▶ [Given request]: For each line of the data below that holds "this", copy the line.

Records about charts and figures

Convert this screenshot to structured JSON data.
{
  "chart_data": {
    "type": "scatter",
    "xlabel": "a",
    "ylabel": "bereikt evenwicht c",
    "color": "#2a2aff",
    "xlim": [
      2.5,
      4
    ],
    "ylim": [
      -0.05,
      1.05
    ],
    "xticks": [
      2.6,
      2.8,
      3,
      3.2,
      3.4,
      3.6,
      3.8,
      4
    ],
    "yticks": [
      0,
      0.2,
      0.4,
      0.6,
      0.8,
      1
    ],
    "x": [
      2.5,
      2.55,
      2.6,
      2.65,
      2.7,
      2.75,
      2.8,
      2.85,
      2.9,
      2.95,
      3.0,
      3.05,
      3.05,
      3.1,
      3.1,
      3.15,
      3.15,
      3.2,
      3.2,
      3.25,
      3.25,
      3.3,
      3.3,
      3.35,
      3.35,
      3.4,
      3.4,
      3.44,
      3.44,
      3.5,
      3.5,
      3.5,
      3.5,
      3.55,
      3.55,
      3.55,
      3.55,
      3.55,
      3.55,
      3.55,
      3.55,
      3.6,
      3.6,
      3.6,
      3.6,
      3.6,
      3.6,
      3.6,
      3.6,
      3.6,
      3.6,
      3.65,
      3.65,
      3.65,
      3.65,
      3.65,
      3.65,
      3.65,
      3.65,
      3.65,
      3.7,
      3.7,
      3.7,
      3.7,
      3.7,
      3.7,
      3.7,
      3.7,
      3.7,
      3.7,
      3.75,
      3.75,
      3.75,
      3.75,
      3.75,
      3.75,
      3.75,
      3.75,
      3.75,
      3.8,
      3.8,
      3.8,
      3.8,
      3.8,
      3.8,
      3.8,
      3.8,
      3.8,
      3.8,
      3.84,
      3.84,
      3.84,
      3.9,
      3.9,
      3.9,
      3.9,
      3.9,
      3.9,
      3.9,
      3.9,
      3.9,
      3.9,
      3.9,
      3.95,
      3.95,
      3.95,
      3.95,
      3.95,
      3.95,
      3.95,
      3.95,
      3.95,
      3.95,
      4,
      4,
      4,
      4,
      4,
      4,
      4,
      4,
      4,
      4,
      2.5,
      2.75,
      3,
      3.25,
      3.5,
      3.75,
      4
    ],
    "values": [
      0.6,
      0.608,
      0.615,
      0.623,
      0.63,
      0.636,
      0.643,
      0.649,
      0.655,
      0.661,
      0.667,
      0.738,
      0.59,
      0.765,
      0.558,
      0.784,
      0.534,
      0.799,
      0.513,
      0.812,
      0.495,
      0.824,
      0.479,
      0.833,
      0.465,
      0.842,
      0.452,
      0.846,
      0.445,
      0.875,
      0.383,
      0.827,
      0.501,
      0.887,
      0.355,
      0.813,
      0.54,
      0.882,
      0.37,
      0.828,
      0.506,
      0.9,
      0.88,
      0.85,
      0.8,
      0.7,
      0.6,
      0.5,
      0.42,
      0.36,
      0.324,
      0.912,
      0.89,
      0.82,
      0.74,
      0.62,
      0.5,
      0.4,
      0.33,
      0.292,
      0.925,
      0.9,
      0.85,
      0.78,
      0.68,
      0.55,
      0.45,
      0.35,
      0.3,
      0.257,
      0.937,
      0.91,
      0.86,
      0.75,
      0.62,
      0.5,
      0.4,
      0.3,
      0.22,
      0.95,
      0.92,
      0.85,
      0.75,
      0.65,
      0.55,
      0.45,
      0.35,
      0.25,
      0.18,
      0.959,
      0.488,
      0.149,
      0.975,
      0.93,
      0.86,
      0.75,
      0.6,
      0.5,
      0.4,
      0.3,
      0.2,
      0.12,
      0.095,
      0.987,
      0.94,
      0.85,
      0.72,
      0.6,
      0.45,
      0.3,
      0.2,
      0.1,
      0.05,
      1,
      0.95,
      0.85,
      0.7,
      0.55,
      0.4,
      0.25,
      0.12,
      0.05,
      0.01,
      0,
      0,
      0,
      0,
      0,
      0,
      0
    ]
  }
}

* * *

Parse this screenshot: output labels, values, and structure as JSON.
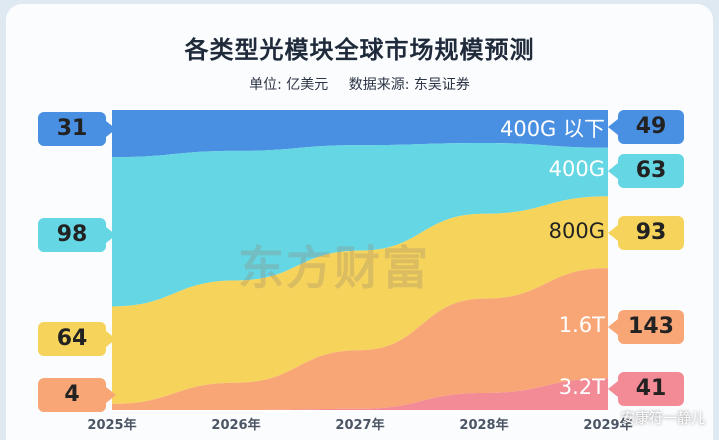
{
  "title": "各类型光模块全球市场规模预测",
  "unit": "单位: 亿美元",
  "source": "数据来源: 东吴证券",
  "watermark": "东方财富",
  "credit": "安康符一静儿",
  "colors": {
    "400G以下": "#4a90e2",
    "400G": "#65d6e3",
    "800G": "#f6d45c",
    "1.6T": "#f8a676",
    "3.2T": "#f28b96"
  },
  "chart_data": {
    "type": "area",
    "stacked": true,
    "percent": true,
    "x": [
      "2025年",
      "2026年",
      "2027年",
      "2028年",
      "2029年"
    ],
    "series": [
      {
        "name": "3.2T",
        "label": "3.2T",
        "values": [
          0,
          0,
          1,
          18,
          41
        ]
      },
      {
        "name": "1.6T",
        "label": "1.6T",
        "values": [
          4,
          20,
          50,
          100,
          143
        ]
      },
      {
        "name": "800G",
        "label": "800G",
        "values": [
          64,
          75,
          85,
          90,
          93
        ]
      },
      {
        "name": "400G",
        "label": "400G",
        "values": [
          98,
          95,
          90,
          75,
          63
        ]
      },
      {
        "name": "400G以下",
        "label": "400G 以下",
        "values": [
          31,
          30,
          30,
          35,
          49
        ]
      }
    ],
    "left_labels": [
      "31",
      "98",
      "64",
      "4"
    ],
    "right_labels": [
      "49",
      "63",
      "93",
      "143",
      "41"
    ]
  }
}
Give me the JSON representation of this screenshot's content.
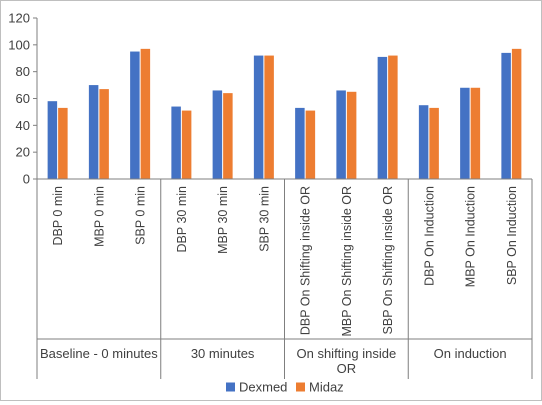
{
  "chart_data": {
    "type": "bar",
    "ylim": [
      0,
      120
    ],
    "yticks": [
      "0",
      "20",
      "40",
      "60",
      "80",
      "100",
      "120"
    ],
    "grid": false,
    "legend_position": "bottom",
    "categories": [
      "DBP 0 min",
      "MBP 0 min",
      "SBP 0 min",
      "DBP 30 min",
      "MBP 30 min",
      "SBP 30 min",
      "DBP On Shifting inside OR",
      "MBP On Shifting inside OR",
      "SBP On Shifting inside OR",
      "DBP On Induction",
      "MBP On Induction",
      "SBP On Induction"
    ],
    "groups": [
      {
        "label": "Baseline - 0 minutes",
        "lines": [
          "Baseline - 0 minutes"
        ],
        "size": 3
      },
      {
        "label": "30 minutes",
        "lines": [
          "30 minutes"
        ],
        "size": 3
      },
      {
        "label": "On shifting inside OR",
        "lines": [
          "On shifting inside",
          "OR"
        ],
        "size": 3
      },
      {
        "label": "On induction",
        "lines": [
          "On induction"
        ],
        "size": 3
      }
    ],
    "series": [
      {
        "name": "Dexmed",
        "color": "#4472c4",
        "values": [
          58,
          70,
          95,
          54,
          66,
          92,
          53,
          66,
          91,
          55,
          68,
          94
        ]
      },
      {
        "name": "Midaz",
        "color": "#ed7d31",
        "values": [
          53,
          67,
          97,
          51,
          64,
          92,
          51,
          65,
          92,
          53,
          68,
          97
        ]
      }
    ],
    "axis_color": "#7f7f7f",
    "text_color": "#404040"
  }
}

▶ [Solved exercise]:
Convert this screenshot to structured JSON data.
Parse this screenshot: output labels, values, and structure as JSON.
Give me the JSON representation of this screenshot's content.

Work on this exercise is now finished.